**WHAT TO DO:** Search the material below for the word "verified" and copy every line in which it occurs.
— START MATERIALS PROVIDED —
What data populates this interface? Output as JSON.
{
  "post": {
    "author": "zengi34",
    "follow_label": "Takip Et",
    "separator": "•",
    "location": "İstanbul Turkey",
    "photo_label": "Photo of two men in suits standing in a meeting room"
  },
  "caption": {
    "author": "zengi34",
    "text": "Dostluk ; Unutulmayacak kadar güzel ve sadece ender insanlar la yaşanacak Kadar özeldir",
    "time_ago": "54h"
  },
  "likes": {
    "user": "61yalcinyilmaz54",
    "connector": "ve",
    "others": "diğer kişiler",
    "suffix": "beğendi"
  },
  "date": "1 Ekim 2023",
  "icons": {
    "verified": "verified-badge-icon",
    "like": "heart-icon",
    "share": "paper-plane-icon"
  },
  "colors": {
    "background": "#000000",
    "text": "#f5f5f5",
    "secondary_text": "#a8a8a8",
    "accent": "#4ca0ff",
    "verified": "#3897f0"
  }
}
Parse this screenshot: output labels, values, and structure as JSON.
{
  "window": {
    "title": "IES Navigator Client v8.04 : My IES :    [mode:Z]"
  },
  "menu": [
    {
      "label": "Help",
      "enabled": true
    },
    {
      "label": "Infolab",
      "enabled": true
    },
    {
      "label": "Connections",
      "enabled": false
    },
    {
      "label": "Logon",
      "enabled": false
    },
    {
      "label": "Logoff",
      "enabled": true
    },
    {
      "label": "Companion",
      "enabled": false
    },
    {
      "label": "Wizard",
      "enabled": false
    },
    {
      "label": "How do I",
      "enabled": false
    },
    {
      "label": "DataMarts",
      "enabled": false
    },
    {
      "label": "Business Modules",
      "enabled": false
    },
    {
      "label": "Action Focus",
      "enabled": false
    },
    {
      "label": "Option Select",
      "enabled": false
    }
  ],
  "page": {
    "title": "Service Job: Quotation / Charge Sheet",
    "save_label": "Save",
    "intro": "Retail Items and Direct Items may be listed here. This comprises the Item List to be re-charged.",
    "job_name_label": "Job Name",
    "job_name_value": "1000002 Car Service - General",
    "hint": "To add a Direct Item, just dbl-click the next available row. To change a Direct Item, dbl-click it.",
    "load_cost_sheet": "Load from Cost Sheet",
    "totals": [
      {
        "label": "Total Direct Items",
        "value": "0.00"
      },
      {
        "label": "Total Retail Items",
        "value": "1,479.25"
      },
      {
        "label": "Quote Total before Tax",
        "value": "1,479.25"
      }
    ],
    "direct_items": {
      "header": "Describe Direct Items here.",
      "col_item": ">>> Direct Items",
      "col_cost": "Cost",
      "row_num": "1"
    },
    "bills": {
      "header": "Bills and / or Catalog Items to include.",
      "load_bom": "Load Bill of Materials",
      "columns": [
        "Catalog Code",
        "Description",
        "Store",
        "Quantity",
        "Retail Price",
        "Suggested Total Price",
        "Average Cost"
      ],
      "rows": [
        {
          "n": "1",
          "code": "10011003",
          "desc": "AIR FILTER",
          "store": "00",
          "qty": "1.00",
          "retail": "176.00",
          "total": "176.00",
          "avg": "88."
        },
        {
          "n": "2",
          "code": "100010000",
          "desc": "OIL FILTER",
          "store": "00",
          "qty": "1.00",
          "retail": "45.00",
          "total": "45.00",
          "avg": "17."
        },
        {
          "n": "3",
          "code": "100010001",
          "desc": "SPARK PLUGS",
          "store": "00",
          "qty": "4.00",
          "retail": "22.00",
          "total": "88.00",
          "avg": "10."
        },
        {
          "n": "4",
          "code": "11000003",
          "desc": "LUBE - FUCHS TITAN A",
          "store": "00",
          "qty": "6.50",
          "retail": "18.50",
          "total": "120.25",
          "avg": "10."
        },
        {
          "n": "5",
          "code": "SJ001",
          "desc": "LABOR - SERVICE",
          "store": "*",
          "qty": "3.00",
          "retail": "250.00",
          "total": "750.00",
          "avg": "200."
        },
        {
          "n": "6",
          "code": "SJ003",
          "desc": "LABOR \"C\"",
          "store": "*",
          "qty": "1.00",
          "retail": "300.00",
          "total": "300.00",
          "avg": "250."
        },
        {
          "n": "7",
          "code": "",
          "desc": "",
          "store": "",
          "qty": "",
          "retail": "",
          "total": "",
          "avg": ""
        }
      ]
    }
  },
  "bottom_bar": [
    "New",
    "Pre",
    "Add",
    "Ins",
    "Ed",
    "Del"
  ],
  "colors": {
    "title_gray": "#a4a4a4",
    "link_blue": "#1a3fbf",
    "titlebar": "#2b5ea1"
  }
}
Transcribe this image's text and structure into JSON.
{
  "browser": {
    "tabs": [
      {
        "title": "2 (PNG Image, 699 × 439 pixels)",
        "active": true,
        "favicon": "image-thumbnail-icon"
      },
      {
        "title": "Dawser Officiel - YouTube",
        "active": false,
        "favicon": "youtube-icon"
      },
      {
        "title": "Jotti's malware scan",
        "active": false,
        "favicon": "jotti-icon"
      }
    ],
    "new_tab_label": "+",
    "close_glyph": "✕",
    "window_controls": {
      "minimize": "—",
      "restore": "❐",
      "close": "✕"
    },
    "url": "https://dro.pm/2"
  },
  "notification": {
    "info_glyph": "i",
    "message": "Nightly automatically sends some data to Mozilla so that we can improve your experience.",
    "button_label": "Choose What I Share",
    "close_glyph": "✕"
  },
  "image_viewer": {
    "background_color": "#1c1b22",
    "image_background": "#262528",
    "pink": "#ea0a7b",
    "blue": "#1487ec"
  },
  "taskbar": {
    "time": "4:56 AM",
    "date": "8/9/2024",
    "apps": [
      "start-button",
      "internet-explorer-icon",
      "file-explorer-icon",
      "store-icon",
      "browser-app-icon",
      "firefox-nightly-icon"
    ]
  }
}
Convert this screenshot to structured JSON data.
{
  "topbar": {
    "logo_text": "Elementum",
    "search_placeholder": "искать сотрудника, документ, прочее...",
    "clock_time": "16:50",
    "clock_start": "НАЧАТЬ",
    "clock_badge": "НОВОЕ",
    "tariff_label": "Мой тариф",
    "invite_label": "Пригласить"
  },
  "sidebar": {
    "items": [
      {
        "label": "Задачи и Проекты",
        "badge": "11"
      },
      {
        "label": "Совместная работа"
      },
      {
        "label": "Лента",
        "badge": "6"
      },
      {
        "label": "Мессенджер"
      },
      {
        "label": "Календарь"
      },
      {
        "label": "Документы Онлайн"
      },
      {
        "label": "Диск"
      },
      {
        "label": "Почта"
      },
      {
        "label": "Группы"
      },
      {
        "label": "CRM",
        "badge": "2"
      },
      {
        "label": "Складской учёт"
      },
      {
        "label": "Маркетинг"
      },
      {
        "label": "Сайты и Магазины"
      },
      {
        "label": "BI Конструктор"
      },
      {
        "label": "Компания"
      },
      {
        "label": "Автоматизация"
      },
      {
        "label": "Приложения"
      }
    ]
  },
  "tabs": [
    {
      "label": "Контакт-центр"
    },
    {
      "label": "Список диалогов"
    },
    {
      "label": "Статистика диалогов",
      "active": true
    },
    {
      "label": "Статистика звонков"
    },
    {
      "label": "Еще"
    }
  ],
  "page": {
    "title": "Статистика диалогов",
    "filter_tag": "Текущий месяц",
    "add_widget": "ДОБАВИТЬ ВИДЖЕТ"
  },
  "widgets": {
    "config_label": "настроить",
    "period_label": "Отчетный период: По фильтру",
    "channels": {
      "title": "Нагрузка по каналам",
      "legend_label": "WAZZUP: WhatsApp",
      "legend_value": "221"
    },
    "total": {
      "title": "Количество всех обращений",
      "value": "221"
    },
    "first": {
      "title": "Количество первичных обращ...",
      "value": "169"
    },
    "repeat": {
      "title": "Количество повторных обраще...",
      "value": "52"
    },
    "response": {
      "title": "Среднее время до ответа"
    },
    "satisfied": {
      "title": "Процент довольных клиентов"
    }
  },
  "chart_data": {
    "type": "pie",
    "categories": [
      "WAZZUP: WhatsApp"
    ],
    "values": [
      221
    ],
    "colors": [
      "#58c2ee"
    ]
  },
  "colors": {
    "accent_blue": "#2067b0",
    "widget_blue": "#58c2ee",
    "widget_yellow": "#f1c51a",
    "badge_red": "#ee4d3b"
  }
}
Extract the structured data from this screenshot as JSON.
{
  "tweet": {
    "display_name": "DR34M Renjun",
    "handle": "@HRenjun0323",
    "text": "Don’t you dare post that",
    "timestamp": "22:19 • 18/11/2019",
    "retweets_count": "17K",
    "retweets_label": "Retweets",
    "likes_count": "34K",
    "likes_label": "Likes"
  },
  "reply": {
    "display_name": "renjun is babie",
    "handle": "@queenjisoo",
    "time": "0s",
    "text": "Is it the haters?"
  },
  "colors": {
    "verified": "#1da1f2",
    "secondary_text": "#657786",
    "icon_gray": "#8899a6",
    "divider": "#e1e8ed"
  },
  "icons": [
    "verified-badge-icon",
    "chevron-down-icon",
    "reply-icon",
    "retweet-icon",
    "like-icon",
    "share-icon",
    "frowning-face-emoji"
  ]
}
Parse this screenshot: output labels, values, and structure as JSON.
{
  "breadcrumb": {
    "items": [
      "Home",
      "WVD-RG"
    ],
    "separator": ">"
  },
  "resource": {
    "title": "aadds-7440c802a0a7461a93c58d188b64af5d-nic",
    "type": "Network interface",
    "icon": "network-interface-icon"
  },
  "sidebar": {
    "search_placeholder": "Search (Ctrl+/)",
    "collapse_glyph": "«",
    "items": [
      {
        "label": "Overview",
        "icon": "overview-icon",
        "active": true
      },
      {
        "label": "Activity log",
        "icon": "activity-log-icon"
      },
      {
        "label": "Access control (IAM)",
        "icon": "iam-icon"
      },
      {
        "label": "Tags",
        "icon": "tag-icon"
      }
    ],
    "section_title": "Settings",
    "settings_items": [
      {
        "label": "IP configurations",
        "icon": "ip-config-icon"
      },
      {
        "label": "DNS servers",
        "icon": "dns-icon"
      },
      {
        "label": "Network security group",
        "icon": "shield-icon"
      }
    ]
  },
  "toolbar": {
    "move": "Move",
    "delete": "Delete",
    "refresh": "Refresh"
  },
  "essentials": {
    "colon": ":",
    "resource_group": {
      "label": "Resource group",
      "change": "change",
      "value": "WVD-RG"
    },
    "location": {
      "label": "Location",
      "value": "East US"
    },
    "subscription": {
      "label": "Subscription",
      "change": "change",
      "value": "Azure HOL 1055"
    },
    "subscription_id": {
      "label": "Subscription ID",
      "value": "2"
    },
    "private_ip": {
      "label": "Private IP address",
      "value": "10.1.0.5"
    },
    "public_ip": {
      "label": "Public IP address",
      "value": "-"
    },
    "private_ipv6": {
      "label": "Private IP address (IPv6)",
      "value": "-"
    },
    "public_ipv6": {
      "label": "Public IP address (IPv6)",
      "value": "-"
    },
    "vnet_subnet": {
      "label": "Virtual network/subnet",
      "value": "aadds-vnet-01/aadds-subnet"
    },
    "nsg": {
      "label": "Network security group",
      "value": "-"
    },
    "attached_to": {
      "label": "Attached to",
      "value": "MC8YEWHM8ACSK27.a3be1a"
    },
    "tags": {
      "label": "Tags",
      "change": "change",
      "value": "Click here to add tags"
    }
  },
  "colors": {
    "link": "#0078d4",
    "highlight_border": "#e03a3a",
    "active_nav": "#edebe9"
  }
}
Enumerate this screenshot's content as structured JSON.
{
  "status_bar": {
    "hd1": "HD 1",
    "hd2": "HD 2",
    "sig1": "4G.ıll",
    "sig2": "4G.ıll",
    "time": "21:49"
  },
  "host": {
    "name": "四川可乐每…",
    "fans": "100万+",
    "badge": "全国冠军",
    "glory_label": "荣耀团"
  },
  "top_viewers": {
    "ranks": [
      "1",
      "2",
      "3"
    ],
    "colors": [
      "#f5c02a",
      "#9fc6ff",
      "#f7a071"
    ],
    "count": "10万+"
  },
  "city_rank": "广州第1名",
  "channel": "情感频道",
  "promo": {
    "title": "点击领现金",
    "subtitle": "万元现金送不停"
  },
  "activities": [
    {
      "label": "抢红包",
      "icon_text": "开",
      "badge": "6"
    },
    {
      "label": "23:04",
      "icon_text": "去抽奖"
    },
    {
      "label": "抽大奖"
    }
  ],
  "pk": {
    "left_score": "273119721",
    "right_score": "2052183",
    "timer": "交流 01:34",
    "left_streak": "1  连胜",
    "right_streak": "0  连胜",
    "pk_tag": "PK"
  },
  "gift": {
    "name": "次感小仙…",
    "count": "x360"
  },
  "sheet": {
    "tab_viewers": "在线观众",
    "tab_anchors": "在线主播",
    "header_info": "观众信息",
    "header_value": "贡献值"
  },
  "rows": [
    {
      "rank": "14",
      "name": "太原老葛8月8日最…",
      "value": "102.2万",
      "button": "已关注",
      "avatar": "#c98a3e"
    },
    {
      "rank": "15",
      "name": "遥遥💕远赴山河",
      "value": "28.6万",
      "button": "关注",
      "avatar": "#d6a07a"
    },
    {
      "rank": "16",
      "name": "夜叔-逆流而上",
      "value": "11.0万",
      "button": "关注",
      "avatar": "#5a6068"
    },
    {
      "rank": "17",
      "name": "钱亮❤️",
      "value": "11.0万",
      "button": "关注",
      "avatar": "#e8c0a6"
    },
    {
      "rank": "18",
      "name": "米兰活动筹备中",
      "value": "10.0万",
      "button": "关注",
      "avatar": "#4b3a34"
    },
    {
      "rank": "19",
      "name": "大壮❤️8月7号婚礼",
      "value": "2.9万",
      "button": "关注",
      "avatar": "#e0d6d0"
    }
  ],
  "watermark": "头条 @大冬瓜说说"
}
— END MATERIALS PROVIDED —
**RESULT:**
    "verified": "verified-badge-icon",
    "verified": "#3897f0"
    "verified": "#1da1f2",
    "verified-badge-icon",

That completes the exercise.